How many lines of the entries below include the word "sicut"? Answer with the number alone.

----- EXERCISE MATERIAL -----

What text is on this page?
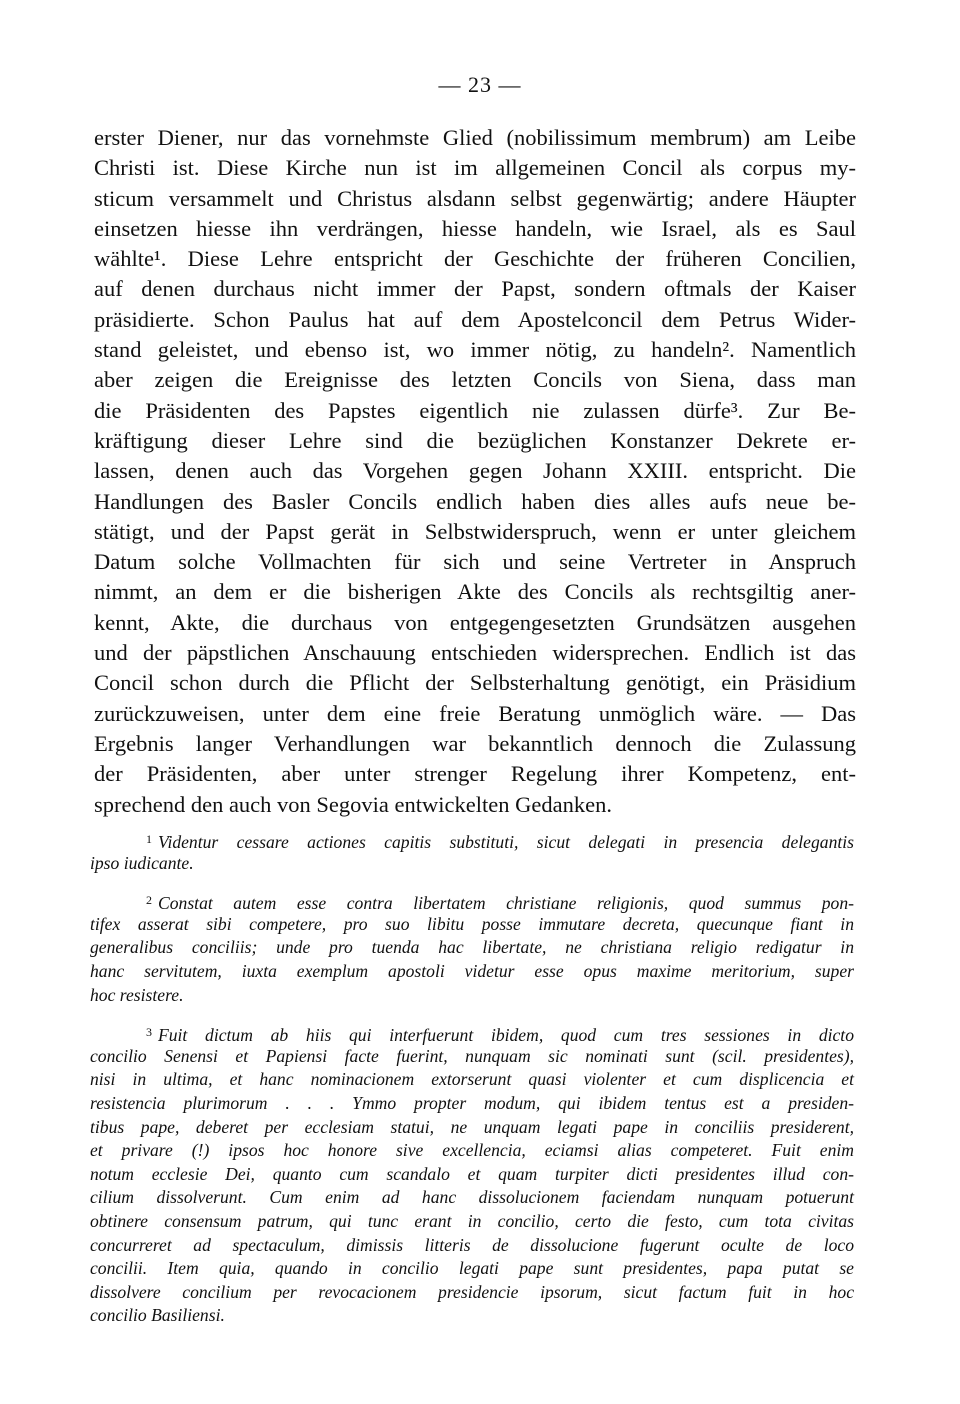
— 23 —
erster Diener, nur das vornehmste Glied (nobilissimum membrum) am Leibe
Christi ist. Diese Kirche nun ist im allgemeinen Concil als corpus my-
sticum versammelt und Christus alsdann selbst gegenwärtig; andere Häupter
einsetzen hiesse ihn verdrängen, hiesse handeln, wie Israel, als es Saul
wählte¹. Diese Lehre entspricht der Geschichte der früheren Concilien,
auf denen durchaus nicht immer der Papst, sondern oftmals der Kaiser
präsidierte. Schon Paulus hat auf dem Apostelconcil dem Petrus Wider-
stand geleistet, und ebenso ist, wo immer nötig, zu handeln². Namentlich
aber zeigen die Ereignisse des letzten Concils von Siena, dass man
die Präsidenten des Papstes eigentlich nie zulassen dürfe³. Zur Be-
kräftigung dieser Lehre sind die bezüglichen Konstanzer Dekrete er-
lassen, denen auch das Vorgehen gegen Johann XXIII. entspricht. Die
Handlungen des Basler Concils endlich haben dies alles aufs neue be-
stätigt, und der Papst gerät in Selbstwiderspruch, wenn er unter gleichem
Datum solche Vollmachten für sich und seine Vertreter in Anspruch
nimmt, an dem er die bisherigen Akte des Concils als rechtsgiltig aner-
kennt, Akte, die durchaus von entgegengesetzten Grundsätzen ausgehen
und der päpstlichen Anschauung entschieden widersprechen. Endlich ist das
Concil schon durch die Pflicht der Selbsterhaltung genötigt, ein Präsidium
zurückzuweisen, unter dem eine freie Beratung unmöglich wäre. — Das
Ergebnis langer Verhandlungen war bekanntlich dennoch die Zulassung
der Präsidenten, aber unter strenger Regelung ihrer Kompetenz, ent-
sprechend den auch von Segovia entwickelten Gedanken.
$^1$ Videntur cessare actiones capitis substituti, sicut delegati in presencia delegantis
ipso iudicante.
$^2$ Constat autem esse contra libertatem christiane religionis, quod summus pon-
tifex asserat sibi competere, pro suo libitu posse immutare decreta, quecunque fiant in
generalibus conciliis; unde pro tuenda hac libertate, ne christiana religio redigatur in
hanc servitutem, iuxta exemplum apostoli videtur esse opus maxime meritorium, super
hoc resistere.
$^3$ Fuit dictum ab hiis qui interfuerunt ibidem, quod cum tres sessiones in dicto
concilio Senensi et Papiensi facte fuerint, nunquam sic nominati sunt (scil. presidentes),
nisi in ultima, et hanc nominacionem extorserunt quasi violenter et cum displicencia et
resistencia plurimorum . . . Ymmo propter modum, qui ibidem tentus est a presiden-
tibus pape, deberet per ecclesiam statui, ne unquam legati pape in conciliis presiderent,
et privare (!) ipsos hoc honore sive excellencia, eciamsi alias competeret. Fuit enim
notum ecclesie Dei, quanto cum scandalo et quam turpiter dicti presidentes illud con-
cilium dissolverunt. Cum enim ad hanc dissolucionem faciendam nunquam potuerunt
obtinere consensum patrum, qui tunc erant in concilio, certo die festo, cum tota civitas
concurreret ad spectaculum, dimissis litteris de dissolucione fugerunt oculte de loco
concilii. Item quia, quando in concilio legati pape sunt presidentes, papa putat se
dissolvere concilium per revocacionem presidencie ipsorum, sicut factum fuit in hoc
concilio Basiliensi.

-----

> _TASK SOLUTION_: 2